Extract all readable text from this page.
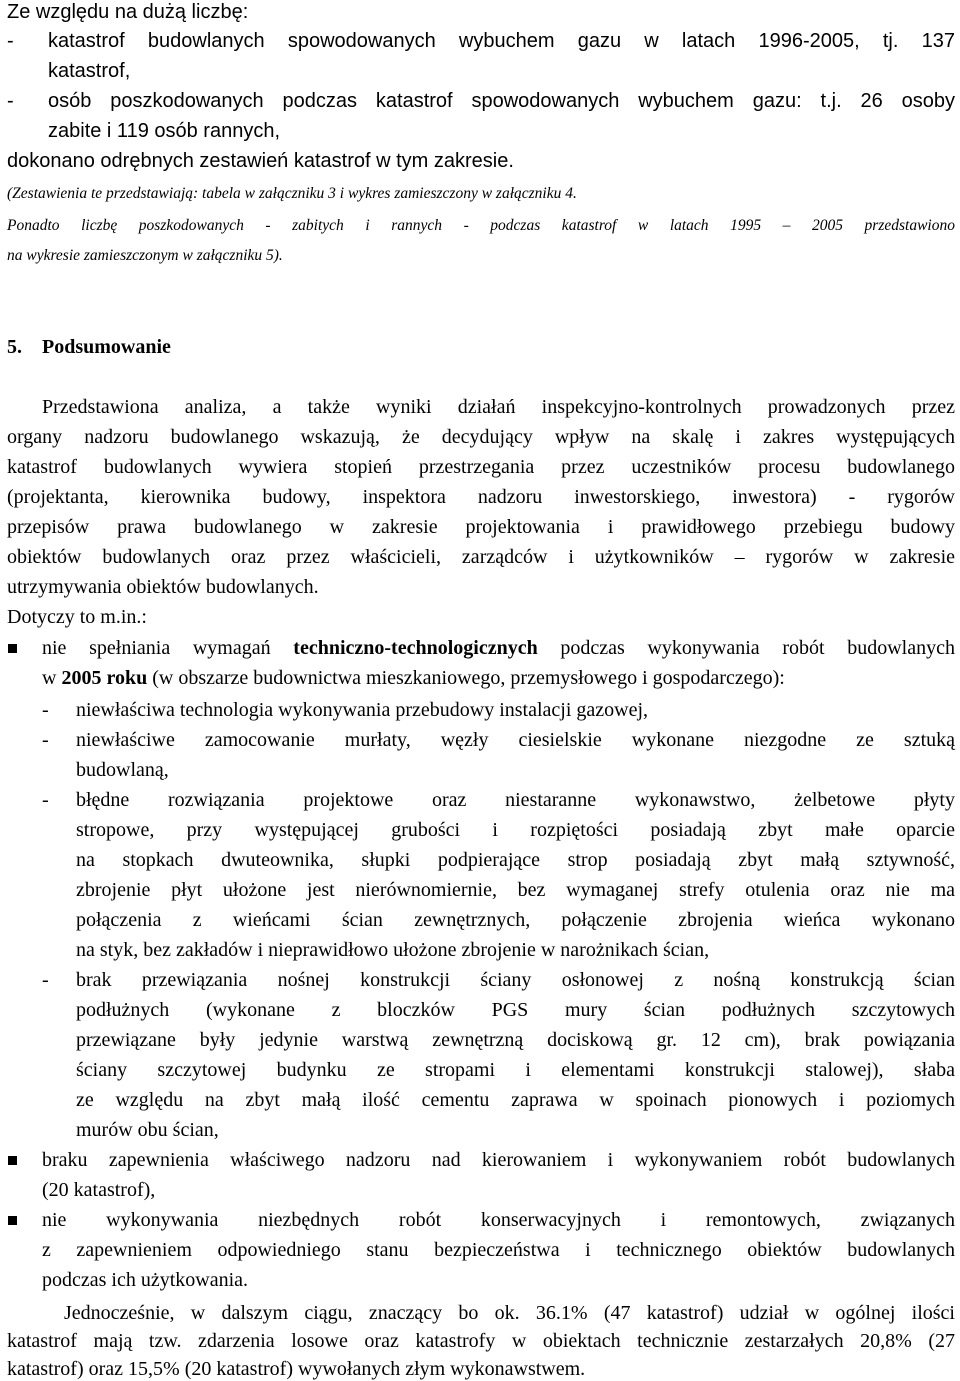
Ze względu na dużą liczbę:
- katastrof budowlanych spowodowanych wybuchem gazu w latach 1996-2005, tj. 137
katastrof,
- osób poszkodowanych podczas katastrof spowodowanych wybuchem gazu: t.j. 26 osoby
zabite i 119 osób rannych,
dokonano odrębnych zestawień katastrof w tym zakresie.
(Zestawienia te przedstawiają: tabela w załączniku 3 i wykres zamieszczony w załączniku 4.
Ponadto liczbę poszkodowanych - zabitych i rannych - podczas katastrof w latach 1995 – 2005 przedstawiono
na wykresie zamieszczonym w załączniku 5).
5. Podsumowanie
Przedstawiona analiza, a także wyniki działań inspekcyjno-kontrolnych prowadzonych przez
organy nadzoru budowlanego wskazują, że decydujący wpływ na skalę i zakres występujących
katastrof budowlanych wywiera stopień przestrzegania przez uczestników procesu budowlanego
(projektanta, kierownika budowy, inspektora nadzoru inwestorskiego, inwestora) - rygorów
przepisów prawa budowlanego w zakresie projektowania i prawidłowego przebiegu budowy
obiektów budowlanych oraz przez właścicieli, zarządców i użytkowników – rygorów w zakresie
utrzymywania obiektów budowlanych.
Dotyczy to m.in.:
nie spełniania wymagań techniczno-technologicznych podczas wykonywania robót budowlanych
w 2005 roku (w obszarze budownictwa mieszkaniowego, przemysłowego i gospodarczego):
- niewłaściwa technologia wykonywania przebudowy instalacji gazowej,
- niewłaściwe zamocowanie murłaty, węzły ciesielskie wykonane niezgodne ze sztuką
budowlaną,
- błędne rozwiązania projektowe oraz niestaranne wykonawstwo, żelbetowe płyty
stropowe, przy występującej grubości i rozpiętości posiadają zbyt małe oparcie
na stopkach dwuteownika, słupki podpierające strop posiadają zbyt małą sztywność,
zbrojenie płyt ułożone jest nierównomiernie, bez wymaganej strefy otulenia oraz nie ma
połączenia z wieńcami ścian zewnętrznych, połączenie zbrojenia wieńca wykonano
na styk, bez zakładów i nieprawidłowo ułożone zbrojenie w narożnikach ścian,
- brak przewiązania nośnej konstrukcji ściany osłonowej z nośną konstrukcją ścian
podłużnych (wykonane z bloczków PGS mury ścian podłużnych szczytowych
przewiązane były jedynie warstwą zewnętrzną dociskową gr. 12 cm), brak powiązania
ściany szczytowej budynku ze stropami i elementami konstrukcji stalowej), słaba
ze względu na zbyt małą ilość cementu zaprawa w spoinach pionowych i poziomych
murów obu ścian,
braku zapewnienia właściwego nadzoru nad kierowaniem i wykonywaniem robót budowlanych
(20 katastrof),
nie wykonywania niezbędnych robót konserwacyjnych i remontowych, związanych
z zapewnieniem odpowiedniego stanu bezpieczeństwa i technicznego obiektów budowlanych
podczas ich użytkowania.
Jednocześnie, w dalszym ciągu, znaczący bo ok. 36.1% (47 katastrof) udział w ogólnej ilości
katastrof mają tzw. zdarzenia losowe oraz katastrofy w obiektach technicznie zestarzałych 20,8% (27
katastrof) oraz 15,5% (20 katastrof) wywołanych złym wykonawstwem.
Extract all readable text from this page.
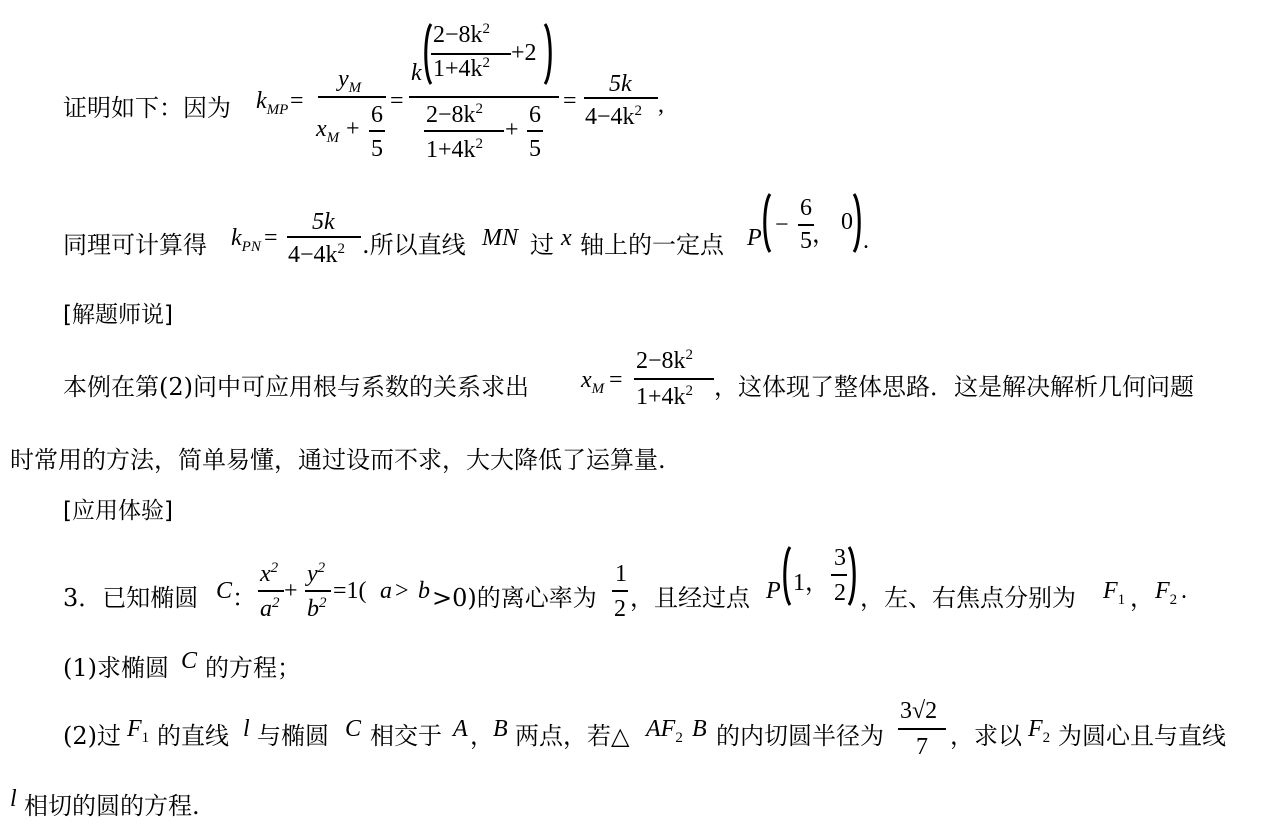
证明如下：因为 $k_{MP}$ =
$y_M$
$x_M$ +
6
5
=
k
$2-8k^2$
$1+4k^2 +2$
$2-8k^2$
$1+4k^2$
+
6
5
=
5k
$4-4k^2$ ,
同理可计算得 $k_{PN}$ =
5k
$4-4k^2$ .所以直线 MN 过 x 轴上的一定点 P −
6
5 ， 0
.
[解题师说]
本例在第(2)问中可应用根与系数的关系求出 $x_M$ =
$2-8k^2$
$1+4k^2$ ，这体现了整体思路．这是解决解析几何问题
时常用的方法，简单易懂，通过设而不求，大大降低了运算量.
[应用体验]
3．已知椭圆 C ：
$x^2$
$a^2$ +
$y^2$
$b^2 =1$( a > b >0)的离心率为
1
2 ，且经过点 P 1，
3
2 ，左、右焦点分别为 $F_1$ ， $F_2$ .
(1)求椭圆 C 的方程；
(2)过 $F_1$ 的直线 l 与椭圆 C 相交于 A ， B 两点，若△ $AF_2$ B 的内切圆半径为
3√2
7 ，求以 $F_2$ 为圆心且与直线
l 相切的圆的方程.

* Task objective:
Return only those lines of the records that contain the string "względu".

* Right answer:
Ze względu na dużą liczbę:
ze względu na zbyt małą ilość cementu zaprawa w spoinach pionowych i poziomych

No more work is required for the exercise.